Which lines hold the word "logo"? Copy each of them.
──────────
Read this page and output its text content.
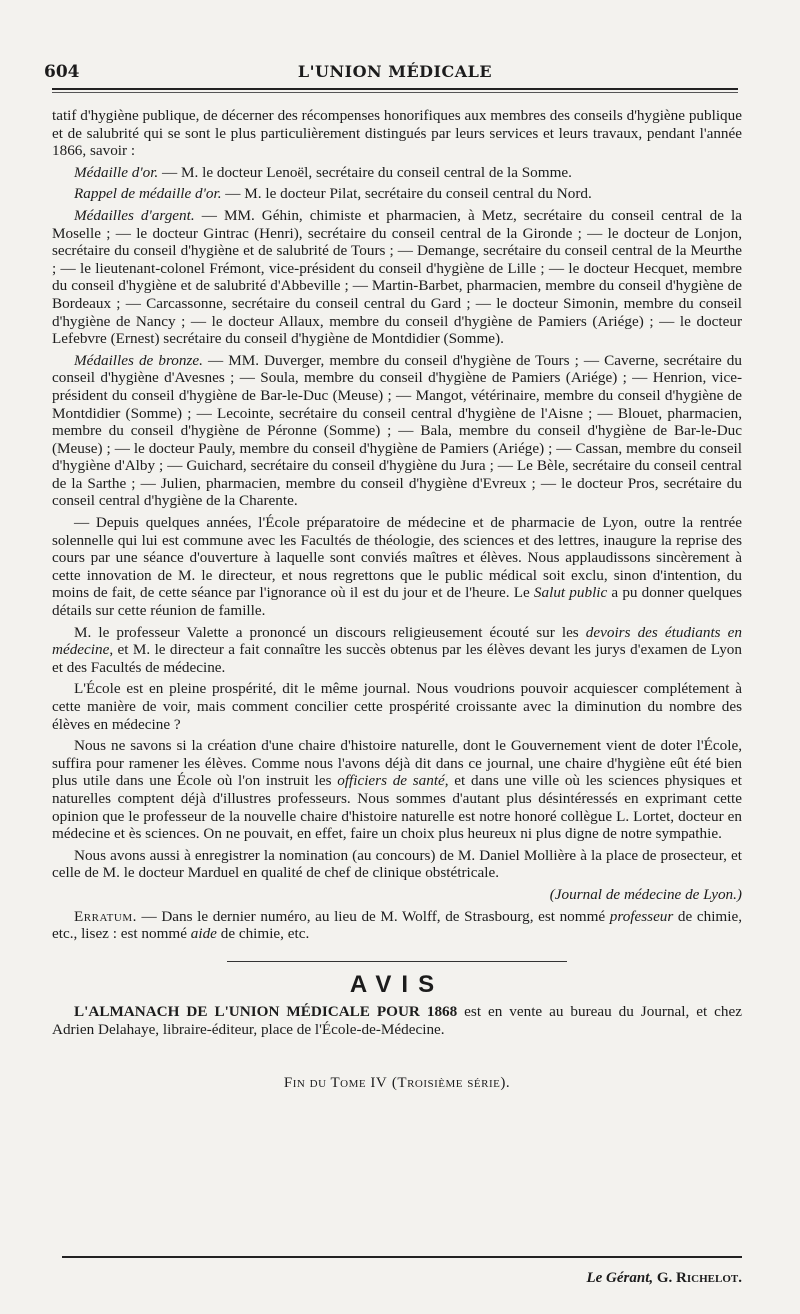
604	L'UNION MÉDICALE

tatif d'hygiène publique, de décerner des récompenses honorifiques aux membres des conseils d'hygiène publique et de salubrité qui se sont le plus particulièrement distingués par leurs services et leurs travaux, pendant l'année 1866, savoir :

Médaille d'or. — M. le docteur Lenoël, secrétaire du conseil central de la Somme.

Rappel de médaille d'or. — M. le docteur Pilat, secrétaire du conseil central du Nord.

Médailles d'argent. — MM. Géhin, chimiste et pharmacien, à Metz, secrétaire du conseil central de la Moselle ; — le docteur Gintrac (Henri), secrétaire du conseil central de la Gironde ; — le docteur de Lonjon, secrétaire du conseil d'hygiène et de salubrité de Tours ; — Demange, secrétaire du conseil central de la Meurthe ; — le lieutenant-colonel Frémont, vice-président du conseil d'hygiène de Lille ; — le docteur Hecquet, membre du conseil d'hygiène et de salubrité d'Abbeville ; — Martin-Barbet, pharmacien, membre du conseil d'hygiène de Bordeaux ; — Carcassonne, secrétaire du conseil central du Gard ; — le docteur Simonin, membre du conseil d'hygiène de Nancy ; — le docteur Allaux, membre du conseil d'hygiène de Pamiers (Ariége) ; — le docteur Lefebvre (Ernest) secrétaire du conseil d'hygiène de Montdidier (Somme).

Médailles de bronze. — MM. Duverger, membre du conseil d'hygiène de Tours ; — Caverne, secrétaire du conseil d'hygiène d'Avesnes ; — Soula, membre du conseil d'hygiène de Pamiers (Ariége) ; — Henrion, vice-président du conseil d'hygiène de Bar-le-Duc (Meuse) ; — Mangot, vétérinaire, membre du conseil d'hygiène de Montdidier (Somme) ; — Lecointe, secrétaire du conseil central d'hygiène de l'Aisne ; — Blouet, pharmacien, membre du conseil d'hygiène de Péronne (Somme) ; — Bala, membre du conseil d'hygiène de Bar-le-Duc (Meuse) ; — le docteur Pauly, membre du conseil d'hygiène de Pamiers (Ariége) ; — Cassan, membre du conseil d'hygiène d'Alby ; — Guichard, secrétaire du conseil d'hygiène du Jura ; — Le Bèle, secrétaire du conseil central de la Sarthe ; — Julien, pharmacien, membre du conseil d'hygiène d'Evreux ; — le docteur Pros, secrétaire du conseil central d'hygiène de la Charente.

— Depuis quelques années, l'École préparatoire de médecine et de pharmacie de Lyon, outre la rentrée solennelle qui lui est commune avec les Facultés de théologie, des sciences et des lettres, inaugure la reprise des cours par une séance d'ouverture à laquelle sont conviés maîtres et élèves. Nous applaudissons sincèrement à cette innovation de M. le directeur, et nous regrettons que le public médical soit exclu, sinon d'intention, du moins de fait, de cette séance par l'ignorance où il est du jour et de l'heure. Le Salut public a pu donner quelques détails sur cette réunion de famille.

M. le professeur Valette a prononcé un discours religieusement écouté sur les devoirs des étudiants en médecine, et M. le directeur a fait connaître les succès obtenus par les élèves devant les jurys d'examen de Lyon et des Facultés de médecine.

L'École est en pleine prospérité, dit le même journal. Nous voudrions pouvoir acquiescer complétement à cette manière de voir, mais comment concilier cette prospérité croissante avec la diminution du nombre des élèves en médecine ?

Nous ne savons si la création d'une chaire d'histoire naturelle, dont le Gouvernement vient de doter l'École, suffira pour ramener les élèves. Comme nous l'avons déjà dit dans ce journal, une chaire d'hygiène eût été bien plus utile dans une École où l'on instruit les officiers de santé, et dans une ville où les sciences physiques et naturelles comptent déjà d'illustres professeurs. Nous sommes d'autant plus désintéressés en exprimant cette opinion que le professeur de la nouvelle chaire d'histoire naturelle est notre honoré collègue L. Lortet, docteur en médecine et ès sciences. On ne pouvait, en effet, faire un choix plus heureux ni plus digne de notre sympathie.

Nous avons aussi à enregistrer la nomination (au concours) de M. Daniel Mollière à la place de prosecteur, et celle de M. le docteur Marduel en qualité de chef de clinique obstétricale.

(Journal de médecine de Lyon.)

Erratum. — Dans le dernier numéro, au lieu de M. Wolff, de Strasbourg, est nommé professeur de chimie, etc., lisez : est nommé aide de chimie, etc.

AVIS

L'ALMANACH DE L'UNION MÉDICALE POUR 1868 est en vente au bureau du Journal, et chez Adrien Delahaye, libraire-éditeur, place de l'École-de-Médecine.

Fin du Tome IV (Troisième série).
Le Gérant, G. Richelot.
──────────
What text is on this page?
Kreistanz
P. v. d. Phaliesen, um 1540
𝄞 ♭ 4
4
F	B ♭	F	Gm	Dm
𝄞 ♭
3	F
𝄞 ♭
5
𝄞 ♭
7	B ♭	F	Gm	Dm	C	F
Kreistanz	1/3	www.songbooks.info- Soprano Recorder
──────────
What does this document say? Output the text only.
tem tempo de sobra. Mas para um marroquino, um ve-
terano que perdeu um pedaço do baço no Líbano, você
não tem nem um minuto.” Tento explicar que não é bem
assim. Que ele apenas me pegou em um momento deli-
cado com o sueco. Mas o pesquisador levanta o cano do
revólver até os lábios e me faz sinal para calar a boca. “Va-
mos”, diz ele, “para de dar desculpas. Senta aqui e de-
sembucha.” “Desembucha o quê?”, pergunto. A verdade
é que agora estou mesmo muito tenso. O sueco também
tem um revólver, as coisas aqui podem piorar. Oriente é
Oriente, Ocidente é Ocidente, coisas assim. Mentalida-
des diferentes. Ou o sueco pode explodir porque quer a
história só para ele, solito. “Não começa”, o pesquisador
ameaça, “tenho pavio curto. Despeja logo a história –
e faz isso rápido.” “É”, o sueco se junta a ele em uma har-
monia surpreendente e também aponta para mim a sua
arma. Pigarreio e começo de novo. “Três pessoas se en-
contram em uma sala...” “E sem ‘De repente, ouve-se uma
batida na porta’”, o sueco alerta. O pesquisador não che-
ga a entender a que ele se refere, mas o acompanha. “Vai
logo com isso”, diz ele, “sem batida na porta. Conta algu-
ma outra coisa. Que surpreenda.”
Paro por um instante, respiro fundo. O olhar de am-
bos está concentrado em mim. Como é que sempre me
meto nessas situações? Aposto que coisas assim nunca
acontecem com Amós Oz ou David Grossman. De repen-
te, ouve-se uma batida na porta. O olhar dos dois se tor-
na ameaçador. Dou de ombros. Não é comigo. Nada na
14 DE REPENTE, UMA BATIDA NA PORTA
──────────
Exercise result:
ameaça, “tenho pavio curto. Despeja logo a história –
logo com isso”, diz ele, “sem batida na porta. Conta algu-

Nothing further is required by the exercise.